▶ _TASK TO CARRY OUT_:
Print the data exactly, leaving nothing out.

-------- DATA ENTRIES

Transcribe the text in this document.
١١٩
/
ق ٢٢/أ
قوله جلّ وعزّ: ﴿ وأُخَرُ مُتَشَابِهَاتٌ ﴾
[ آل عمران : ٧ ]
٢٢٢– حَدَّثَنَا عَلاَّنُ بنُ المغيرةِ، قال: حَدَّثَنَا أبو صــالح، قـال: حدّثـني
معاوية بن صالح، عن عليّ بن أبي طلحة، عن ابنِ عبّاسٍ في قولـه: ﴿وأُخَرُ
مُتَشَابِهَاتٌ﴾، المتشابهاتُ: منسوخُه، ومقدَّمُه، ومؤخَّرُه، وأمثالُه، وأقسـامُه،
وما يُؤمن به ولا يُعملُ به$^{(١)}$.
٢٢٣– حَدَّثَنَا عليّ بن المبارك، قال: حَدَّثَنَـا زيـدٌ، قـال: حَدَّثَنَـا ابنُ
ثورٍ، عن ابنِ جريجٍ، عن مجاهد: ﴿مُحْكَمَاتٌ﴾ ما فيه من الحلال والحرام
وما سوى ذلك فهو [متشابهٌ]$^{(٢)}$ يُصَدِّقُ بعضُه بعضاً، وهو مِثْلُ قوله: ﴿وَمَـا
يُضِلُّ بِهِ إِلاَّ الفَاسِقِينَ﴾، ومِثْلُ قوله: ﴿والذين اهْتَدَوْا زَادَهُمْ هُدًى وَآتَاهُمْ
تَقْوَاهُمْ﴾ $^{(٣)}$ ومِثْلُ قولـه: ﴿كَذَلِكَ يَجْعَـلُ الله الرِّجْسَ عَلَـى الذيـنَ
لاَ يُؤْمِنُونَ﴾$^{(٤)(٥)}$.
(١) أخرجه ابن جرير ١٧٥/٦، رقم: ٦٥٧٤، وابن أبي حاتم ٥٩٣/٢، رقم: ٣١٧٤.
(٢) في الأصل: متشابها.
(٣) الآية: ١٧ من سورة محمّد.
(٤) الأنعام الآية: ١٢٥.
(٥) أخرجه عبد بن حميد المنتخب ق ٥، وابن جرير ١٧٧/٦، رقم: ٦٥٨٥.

----------------

▶ _PROBLEM SOLUTION_:
Transcribe the text in this document.
١١٩
/
ق ٢٢/أ
قوله جلّ وعزّ: ﴿ وأُخَرُ مُتَشَابِهَاتٌ ﴾
[ آل عمران : ٧ ]
٢٢٢– حَدَّثَنَا عَلاَّنُ بنُ المغيرةِ، قال: حَدَّثَنَا أبو صــالح، قـال: حدّثـني
معاوية بن صالح، عن عليّ بن أبي طلحة، عن ابنِ عبّاسٍ في قولـه: ﴿وأُخَرُ
مُتَشَابِهَاتٌ﴾، المتشابهاتُ: منسوخُه، ومقدَّمُه، ومؤخَّرُه، وأمثالُه، وأقسـامُه،
وما يُؤمن به ولا يُعملُ به$^{(١)}$.
٢٢٣– حَدَّثَنَا عليّ بن المبارك، قال: حَدَّثَنَـا زيـدٌ، قـال: حَدَّثَنَـا ابنُ
ثورٍ، عن ابنِ جريجٍ، عن مجاهد: ﴿مُحْكَمَاتٌ﴾ ما فيه من الحلال والحرام
وما سوى ذلك فهو [متشابهٌ]$^{(٢)}$ يُصَدِّقُ بعضُه بعضاً، وهو مِثْلُ قوله: ﴿وَمَـا
يُضِلُّ بِهِ إِلاَّ الفَاسِقِينَ﴾، ومِثْلُ قوله: ﴿والذين اهْتَدَوْا زَادَهُمْ هُدًى وَآتَاهُمْ
تَقْوَاهُمْ﴾ $^{(٣)}$ ومِثْلُ قولـه: ﴿كَذَلِكَ يَجْعَـلُ الله الرِّجْسَ عَلَـى الذيـنَ
لاَ يُؤْمِنُونَ﴾$^{(٤)(٥)}$.
(١) أخرجه ابن جرير ١٧٥/٦، رقم: ٦٥٧٤، وابن أبي حاتم ٥٩٣/٢، رقم: ٣١٧٤.
(٢) في الأصل: متشابها.
(٣) الآية: ١٧ من سورة محمّد.
(٤) الأنعام الآية: ١٢٥.
(٥) أخرجه عبد بن حميد المنتخب ق ٥، وابن جرير ١٧٧/٦، رقم: ٦٥٨٥.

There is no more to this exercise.